> Do this: Find how many lines in the material contain "name"; your answer should be that number alone.

> Data records:
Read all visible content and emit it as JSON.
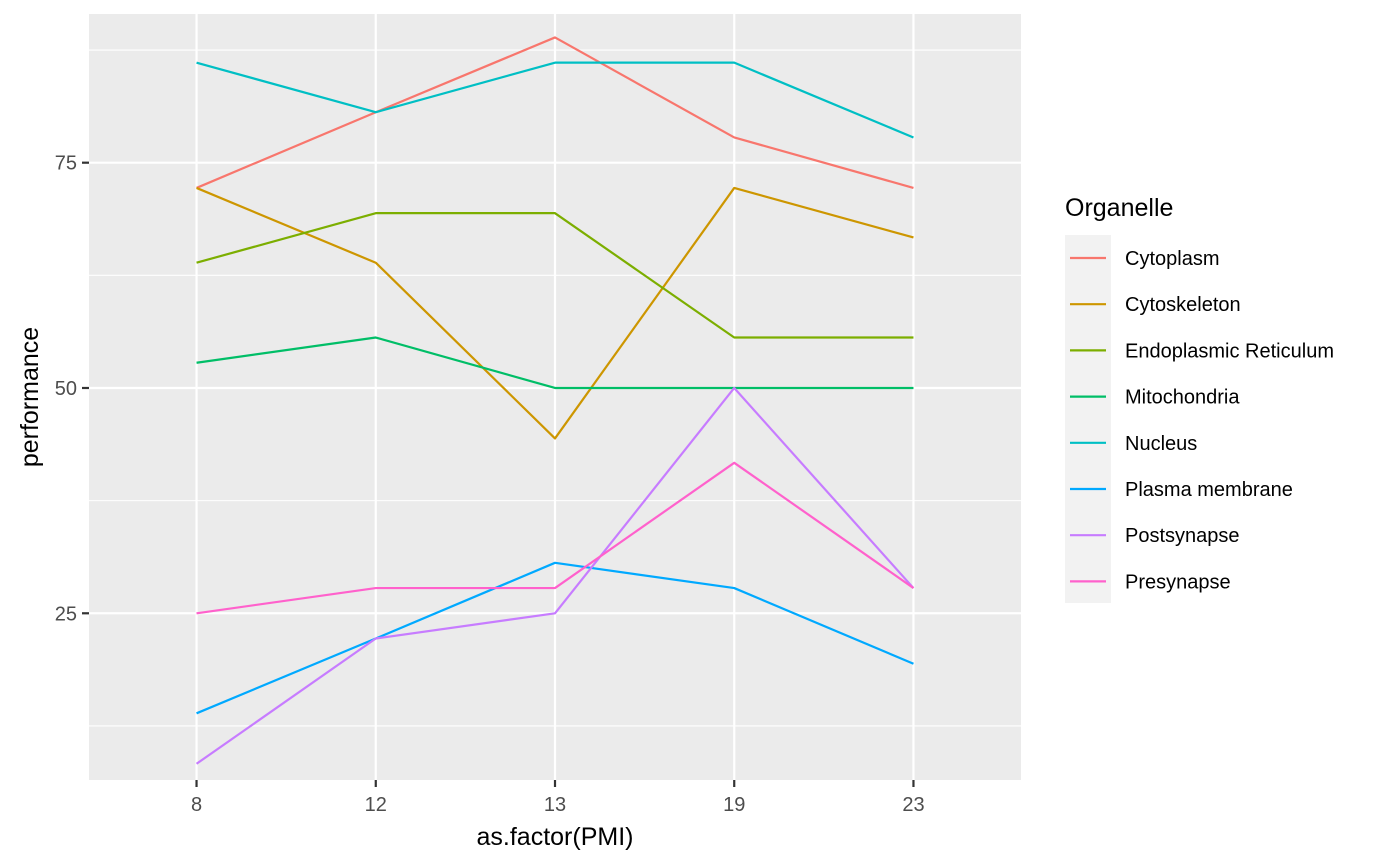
{
  "chart_data": {
    "type": "line",
    "xlabel": "as.factor(PMI)",
    "ylabel": "performance",
    "categories": [
      "8",
      "12",
      "13",
      "19",
      "23"
    ],
    "ylim": [
      6.5,
      91.5
    ],
    "y_ticks": [
      25,
      50,
      75
    ],
    "y_tick_labels": [
      "25",
      "50",
      "75"
    ],
    "grid": true,
    "legend_title": "Organelle",
    "legend_position": "right",
    "series": [
      {
        "name": "Cytoplasm",
        "color": "#F8766D",
        "values": [
          72.2,
          80.6,
          88.9,
          77.8,
          72.2
        ]
      },
      {
        "name": "Cytoskeleton",
        "color": "#CD9600",
        "values": [
          72.2,
          63.9,
          44.4,
          72.2,
          66.7
        ]
      },
      {
        "name": "Endoplasmic Reticulum",
        "color": "#7CAE00",
        "values": [
          63.9,
          69.4,
          69.4,
          55.6,
          55.6
        ]
      },
      {
        "name": "Mitochondria",
        "color": "#00BE67",
        "values": [
          52.8,
          55.6,
          50.0,
          50.0,
          50.0
        ]
      },
      {
        "name": "Nucleus",
        "color": "#00BFC4",
        "values": [
          86.1,
          80.6,
          86.1,
          86.1,
          77.8
        ]
      },
      {
        "name": "Plasma membrane",
        "color": "#00A9FF",
        "values": [
          13.9,
          22.2,
          30.6,
          27.8,
          19.4
        ]
      },
      {
        "name": "Postsynapse",
        "color": "#C77CFF",
        "values": [
          8.3,
          22.2,
          25.0,
          50.0,
          27.8
        ]
      },
      {
        "name": "Presynapse",
        "color": "#FF61CC",
        "values": [
          25.0,
          27.8,
          27.8,
          41.7,
          27.8
        ]
      }
    ]
  }
}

> In response: 8